* [ENTRIES SHOWN]:

(begin)

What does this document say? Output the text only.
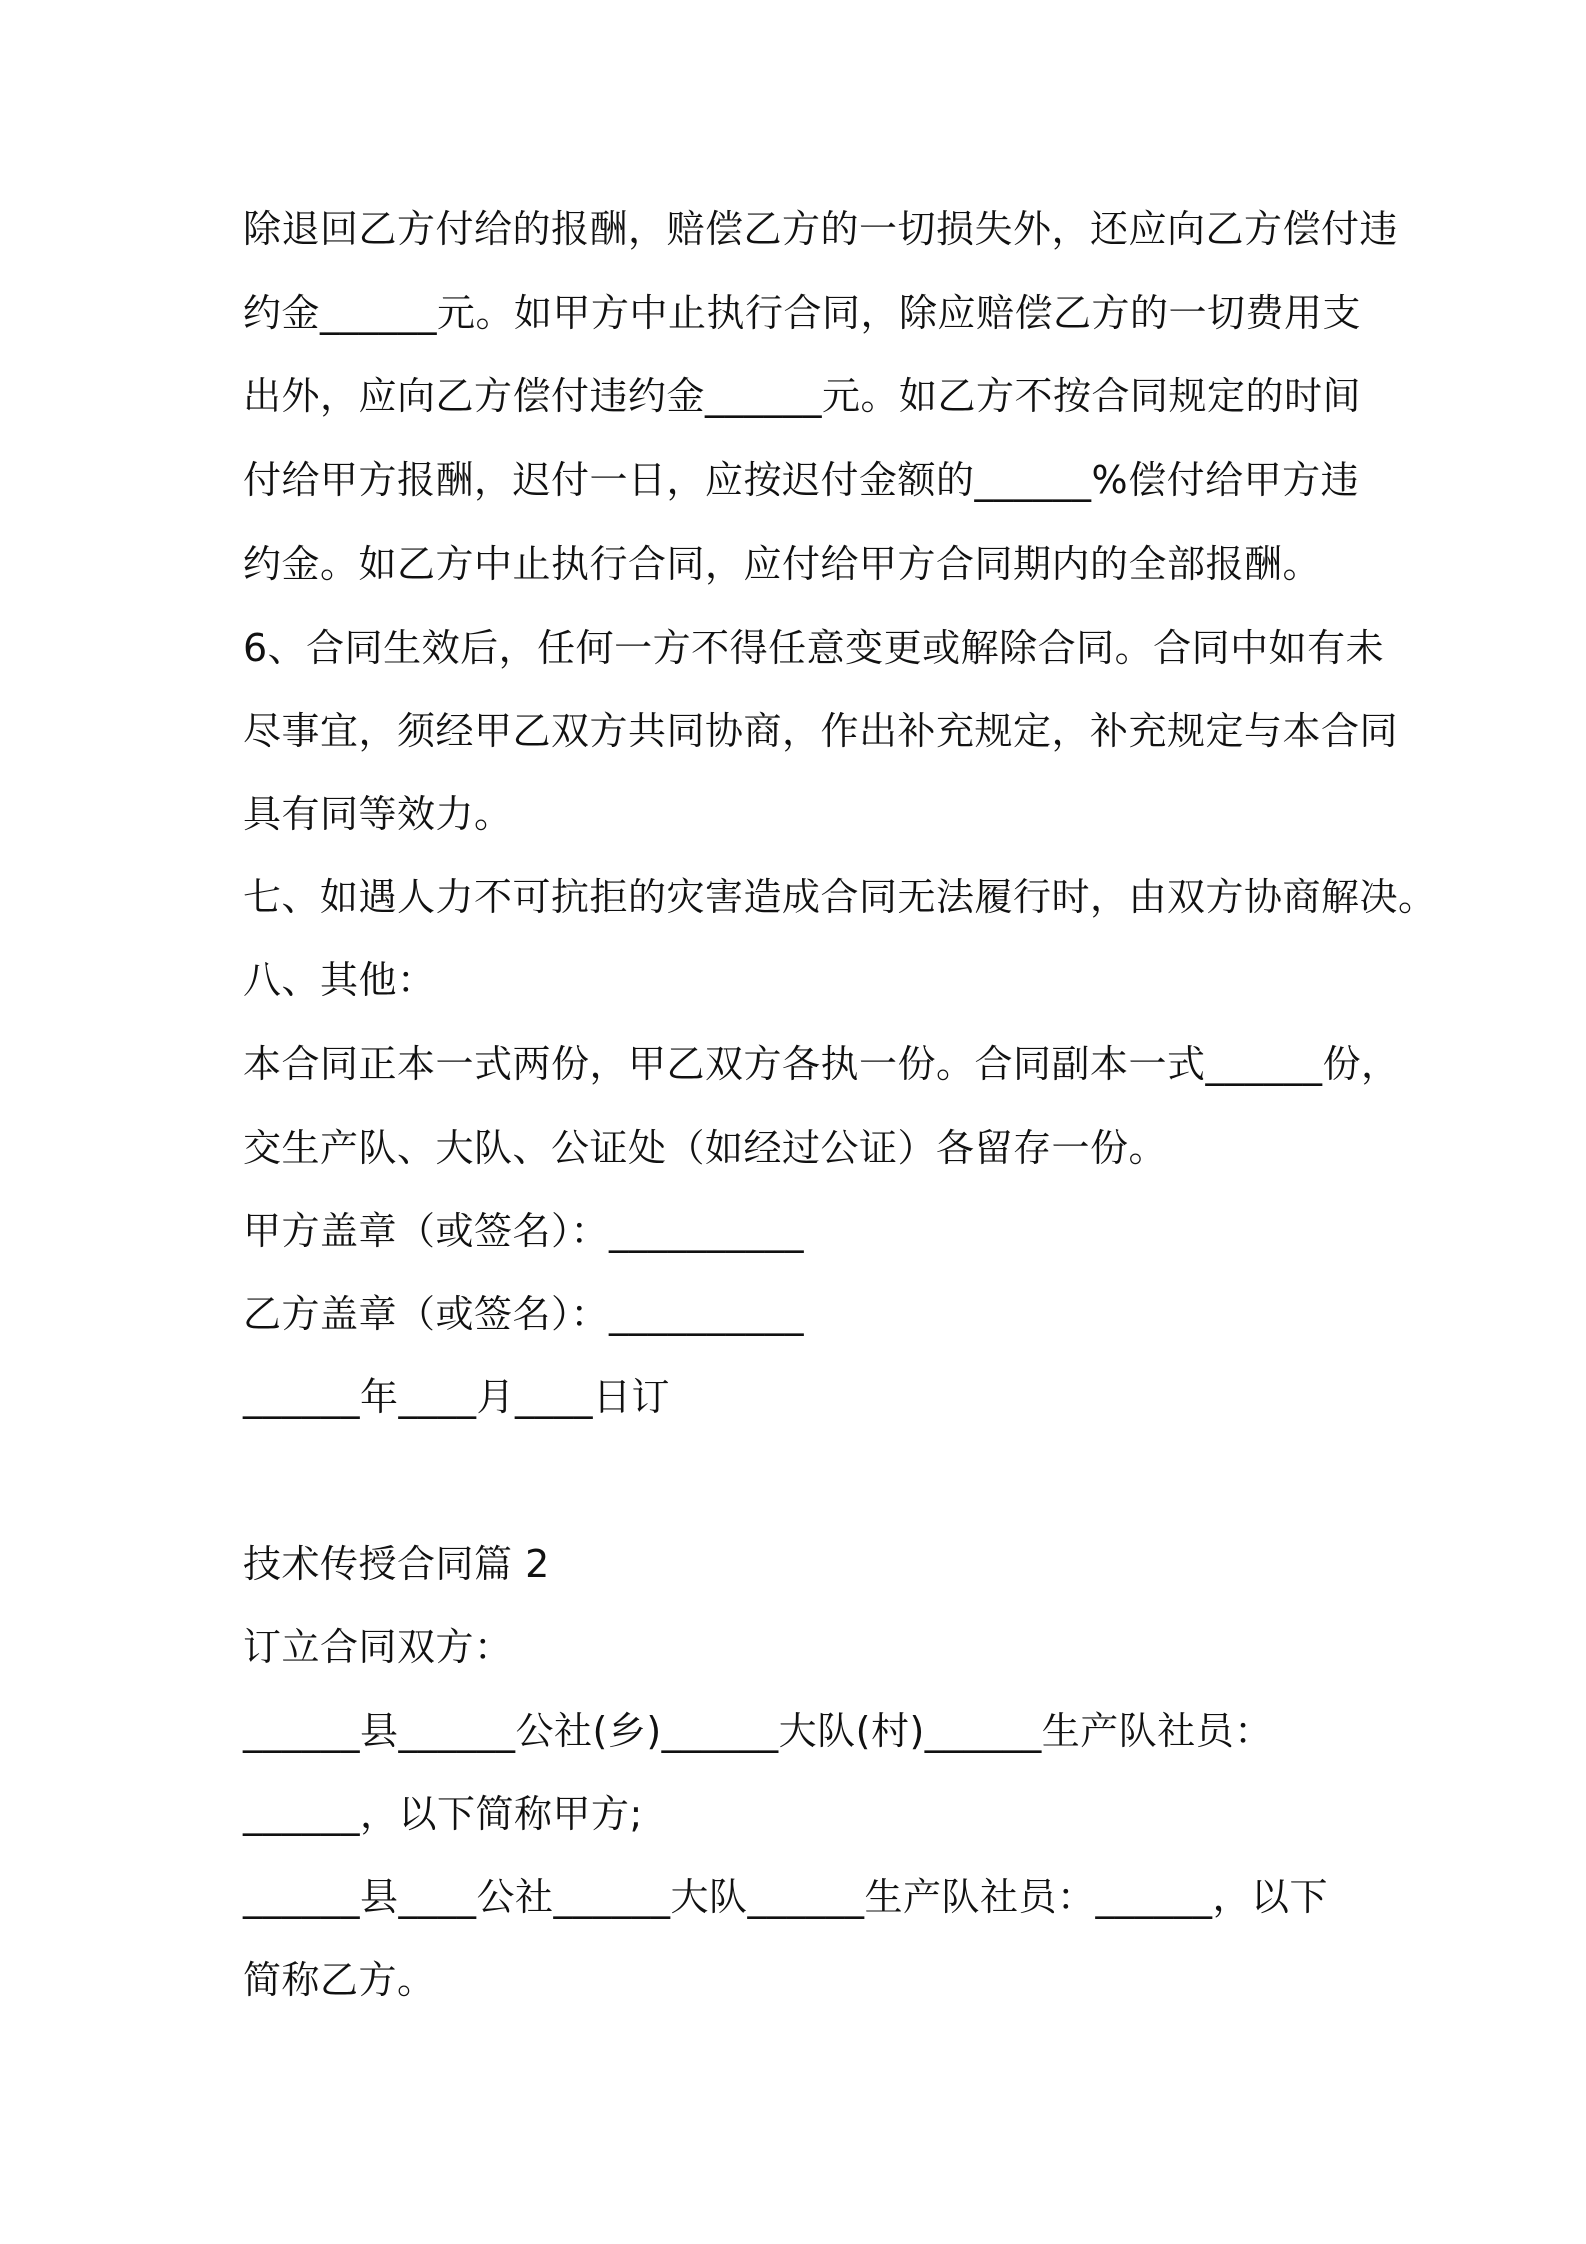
除退回乙方付给的报酬，赔偿乙方的一切损失外，还应向乙方偿付违
约金______元。如甲方中止执行合同，除应赔偿乙方的一切费用支
出外，应向乙方偿付违约金______元。如乙方不按合同规定的时间
付给甲方报酬，迟付一日，应按迟付金额的______%偿付给甲方违
约金。如乙方中止执行合同，应付给甲方合同期内的全部报酬。
6、合同生效后，任何一方不得任意变更或解除合同。合同中如有未
尽事宜，须经甲乙双方共同协商，作出补充规定，补充规定与本合同
具有同等效力。
七、如遇人力不可抗拒的灾害造成合同无法履行时，由双方协商解决。
八、其他：
本合同正本一式两份，甲乙双方各执一份。合同副本一式______份，
交生产队、大队、公证处（如经过公证）各留存一份。
甲方盖章（或签名）：__________
乙方盖章（或签名）：__________
______年____月____日订
技术传授合同篇 2
订立合同双方：
______县______公社(乡)______大队(村)______生产队社员：
______，以下简称甲方;
______县____公社______大队______生产队社员：______，以下
简称乙方。
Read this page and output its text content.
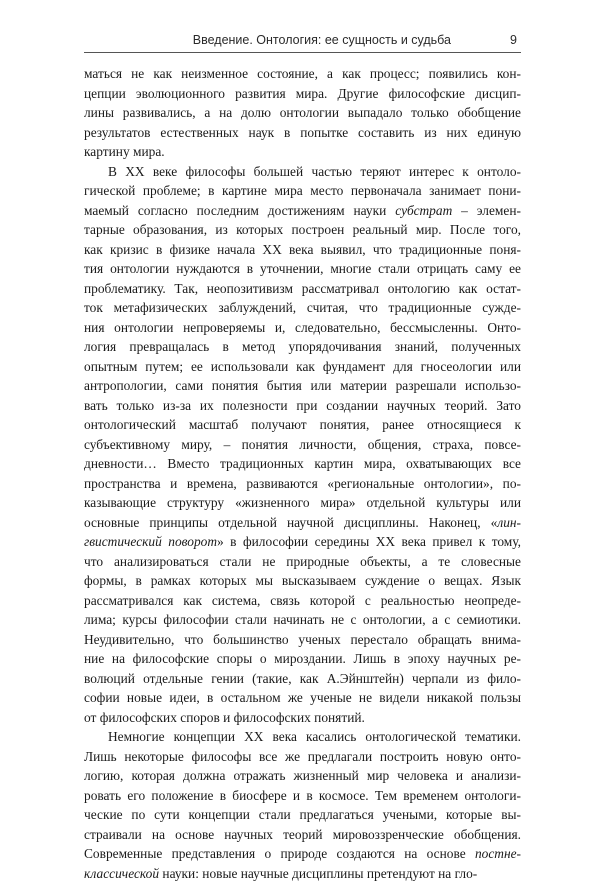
Введение. Онтология: ее сущность и судьба	9

маться не как неизменное состояние, а как процесс; появились кон-
цепции эволюционного развития мира. Другие философские дисцип-
лины развивались, а на долю онтологии выпадало только обобщение
результатов естественных наук в попытке составить из них единую
картину мира.

В XX веке философы большей частью теряют интерес к онтоло-
гической проблеме; в картине мира место первоначала занимает пони-
маемый согласно последним достижениям науки субстрат – элемен-
тарные образования, из которых построен реальный мир. После того,
как кризис в физике начала XX века выявил, что традиционные поня-
тия онтологии нуждаются в уточнении, многие стали отрицать саму ее
проблематику. Так, неопозитивизм рассматривал онтологию как остат-
ток метафизических заблуждений, считая, что традиционные сужде-
ния онтологии непроверяемы и, следовательно, бессмысленны. Онто-
логия превращалась в метод упорядочивания знаний, полученных
опытным путем; ее использовали как фундамент для гносеологии или
антропологии, сами понятия бытия или материи разрешали использо-
вать только из-за их полезности при создании научных теорий. Зато
онтологический масштаб получают понятия, ранее относящиеся к
субъективному миру, – понятия личности, общения, страха, повсе-
дневности… Вместо традиционных картин мира, охватывающих все
пространства и времена, развиваются «региональные онтологии», по-
казывающие структуру «жизненного мира» отдельной культуры или
основные принципы отдельной научной дисциплины. Наконец, «лин-
гвистический поворот» в философии середины XX века привел к тому,
что анализироваться стали не природные объекты, а те словесные
формы, в рамках которых мы высказываем суждение о вещах. Язык
рассматривался как система, связь которой с реальностью неопреде-
лима; курсы философии стали начинать не с онтологии, а с семиотики.
Неудивительно, что большинство ученых перестало обращать внима-
ние на философские споры о мироздании. Лишь в эпоху научных ре-
волюций отдельные гении (такие, как А.Эйнштейн) черпали из фило-
софии новые идеи, в остальном же ученые не видели никакой пользы
от философских споров и философских понятий.

Немногие концепции XX века касались онтологической тематики.
Лишь некоторые философы все же предлагали построить новую онто-
логию, которая должна отражать жизненный мир человека и анализи-
ровать его положение в биосфере и в космосе. Тем временем онтологи-
ческие по сути концепции стали предлагаться учеными, которые вы-
страивали на основе научных теорий мировоззренческие обобщения.
Современные представления о природе создаются на основе постне-
классической науки: новые научные дисциплины претендуют на гло-
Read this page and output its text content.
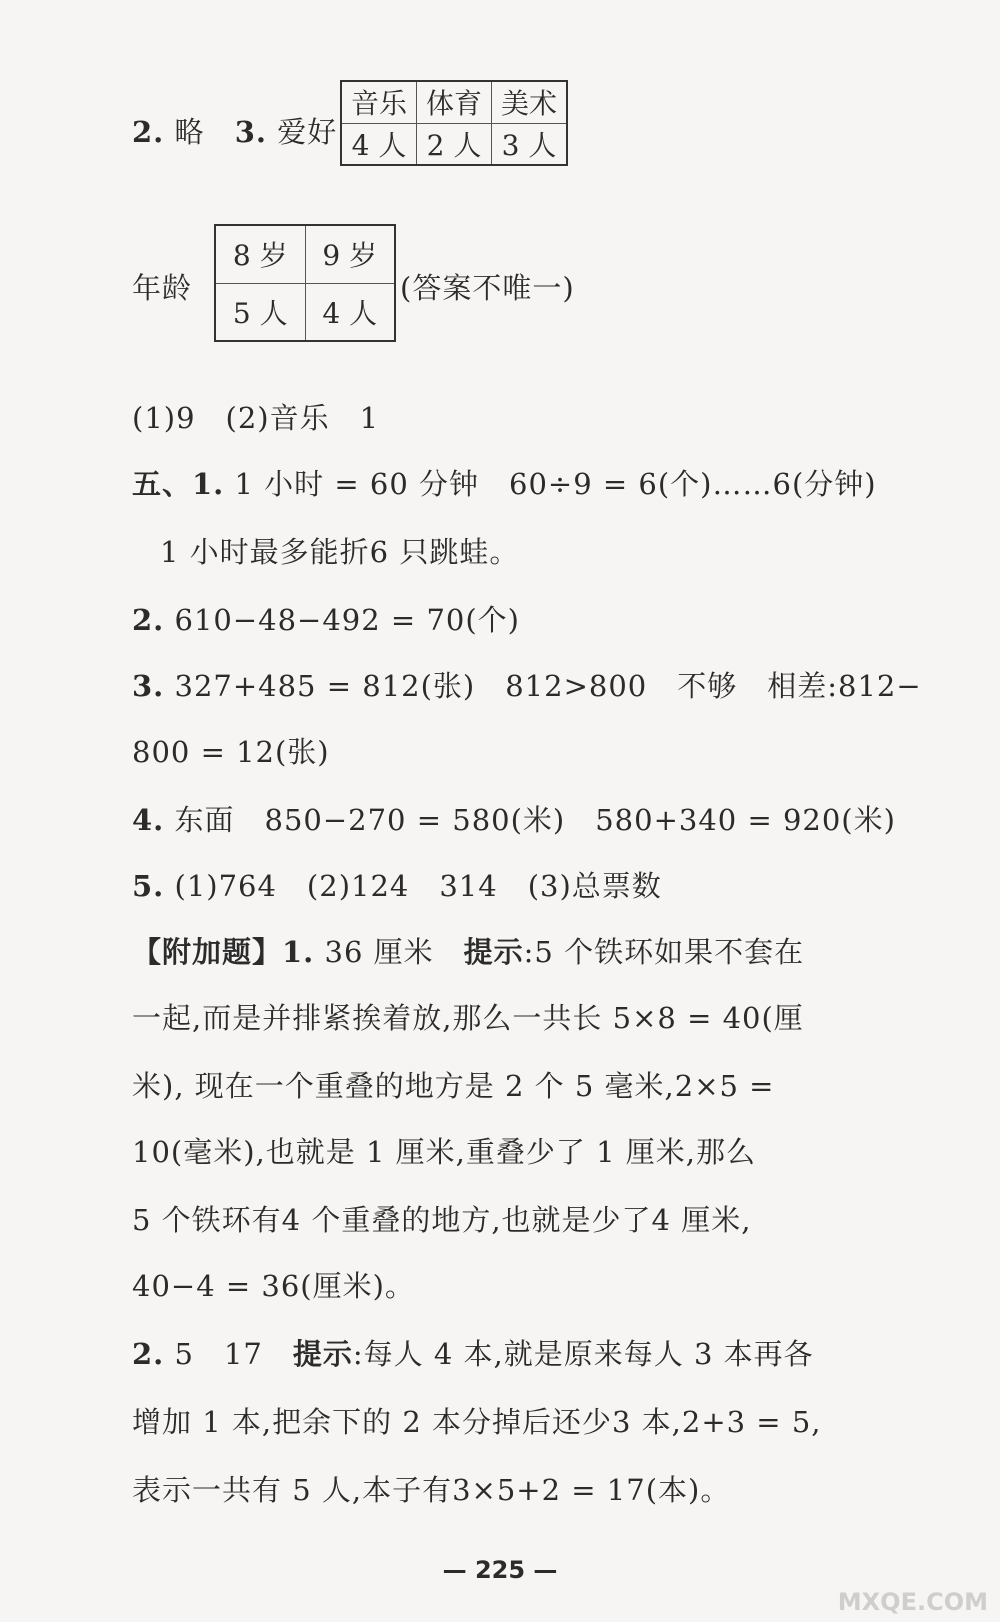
2. 略 3. 爱好
音乐	体育	美术
4 人	2 人	3 人
年龄
8 岁	9 岁
5 人	4 人
(答案不唯一)
(1)9　(2)音乐　1
五、1. 1 小时 = 60 分钟　60÷9 = 6(个)……6(分钟)
1 小时最多能折6 只跳蛙。
2. 610−48−492 = 70(个)
3. 327+485 = 812(张)　812>800　不够　相差:812−
800 = 12(张)
4. 东面　850−270 = 580(米)　580+340 = 920(米)
5. (1)764　(2)124　314　(3)总票数
【附加题】1. 36 厘米　提示:5 个铁环如果不套在
一起,而是并排紧挨着放,那么一共长 5×8 = 40(厘
米), 现在一个重叠的地方是 2 个 5 毫米,2×5 =
10(毫米),也就是 1 厘米,重叠少了 1 厘米,那么
5 个铁环有4 个重叠的地方,也就是少了4 厘米,
40−4 = 36(厘米)。
2. 5　17　提示:每人 4 本,就是原来每人 3 本再各
增加 1 本,把余下的 2 本分掉后还少3 本,2+3 = 5,
表示一共有 5 人,本子有3×5+2 = 17(本)。
— 225 —
MXQE.COM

(end)

From the listing, extract all text exactly as given and drop any picture.

* [RESPONSE TO THE EXERCISE]:
What does this document say? Output the text only.
除退回乙方付给的报酬，赔偿乙方的一切损失外，还应向乙方偿付违
约金______元。如甲方中止执行合同，除应赔偿乙方的一切费用支
出外，应向乙方偿付违约金______元。如乙方不按合同规定的时间
付给甲方报酬，迟付一日，应按迟付金额的______%偿付给甲方违
约金。如乙方中止执行合同，应付给甲方合同期内的全部报酬。
6、合同生效后，任何一方不得任意变更或解除合同。合同中如有未
尽事宜，须经甲乙双方共同协商，作出补充规定，补充规定与本合同
具有同等效力。
七、如遇人力不可抗拒的灾害造成合同无法履行时，由双方协商解决。
八、其他：
本合同正本一式两份，甲乙双方各执一份。合同副本一式______份，
交生产队、大队、公证处（如经过公证）各留存一份。
甲方盖章（或签名）：__________
乙方盖章（或签名）：__________
______年____月____日订
技术传授合同篇 2
订立合同双方：
______县______公社(乡)______大队(村)______生产队社员：
______，以下简称甲方;
______县____公社______大队______生产队社员：______，以下
简称乙方。
Read this page and output its text content.
Введение. Онтология: ее сущность и судьба	9

маться не как неизменное состояние, а как процесс; появились кон-
цепции эволюционного развития мира. Другие философские дисцип-
лины развивались, а на долю онтологии выпадало только обобщение
результатов естественных наук в попытке составить из них единую
картину мира.

В XX веке философы большей частью теряют интерес к онтоло-
гической проблеме; в картине мира место первоначала занимает пони-
маемый согласно последним достижениям науки субстрат – элемен-
тарные образования, из которых построен реальный мир. После того,
как кризис в физике начала XX века выявил, что традиционные поня-
тия онтологии нуждаются в уточнении, многие стали отрицать саму ее
проблематику. Так, неопозитивизм рассматривал онтологию как остат-
ток метафизических заблуждений, считая, что традиционные сужде-
ния онтологии непроверяемы и, следовательно, бессмысленны. Онто-
логия превращалась в метод упорядочивания знаний, полученных
опытным путем; ее использовали как фундамент для гносеологии или
антропологии, сами понятия бытия или материи разрешали использо-
вать только из-за их полезности при создании научных теорий. Зато
онтологический масштаб получают понятия, ранее относящиеся к
субъективному миру, – понятия личности, общения, страха, повсе-
дневности… Вместо традиционных картин мира, охватывающих все
пространства и времена, развиваются «региональные онтологии», по-
казывающие структуру «жизненного мира» отдельной культуры или
основные принципы отдельной научной дисциплины. Наконец, «лин-
гвистический поворот» в философии середины XX века привел к тому,
что анализироваться стали не природные объекты, а те словесные
формы, в рамках которых мы высказываем суждение о вещах. Язык
рассматривался как система, связь которой с реальностью неопреде-
лима; курсы философии стали начинать не с онтологии, а с семиотики.
Неудивительно, что большинство ученых перестало обращать внима-
ние на философские споры о мироздании. Лишь в эпоху научных ре-
волюций отдельные гении (такие, как А.Эйнштейн) черпали из фило-
софии новые идеи, в остальном же ученые не видели никакой пользы
от философских споров и философских понятий.

Немногие концепции XX века касались онтологической тематики.
Лишь некоторые философы все же предлагали построить новую онто-
логию, которая должна отражать жизненный мир человека и анализи-
ровать его положение в биосфере и в космосе. Тем временем онтологи-
ческие по сути концепции стали предлагаться учеными, которые вы-
страивали на основе научных теорий мировоззренческие обобщения.
Современные представления о природе создаются на основе постне-
классической науки: новые научные дисциплины претендуют на гло-
Read this page and output its text content.
2. 略 3. 爱好
音乐	体育	美术
4 人	2 人	3 人
年龄
8 岁	9 岁
5 人	4 人
(答案不唯一)
(1)9　(2)音乐　1
五、1. 1 小时 = 60 分钟　60÷9 = 6(个)……6(分钟)
1 小时最多能折6 只跳蛙。
2. 610−48−492 = 70(个)
3. 327+485 = 812(张)　812>800　不够　相差:812−
800 = 12(张)
4. 东面　850−270 = 580(米)　580+340 = 920(米)
5. (1)764　(2)124　314　(3)总票数
【附加题】1. 36 厘米　提示:5 个铁环如果不套在
一起,而是并排紧挨着放,那么一共长 5×8 = 40(厘
米), 现在一个重叠的地方是 2 个 5 毫米,2×5 =
10(毫米),也就是 1 厘米,重叠少了 1 厘米,那么
5 个铁环有4 个重叠的地方,也就是少了4 厘米,
40−4 = 36(厘米)。
2. 5　17　提示:每人 4 本,就是原来每人 3 本再各
增加 1 本,把余下的 2 本分掉后还少3 本,2+3 = 5,
表示一共有 5 人,本子有3×5+2 = 17(本)。
— 225 —
MXQE.COM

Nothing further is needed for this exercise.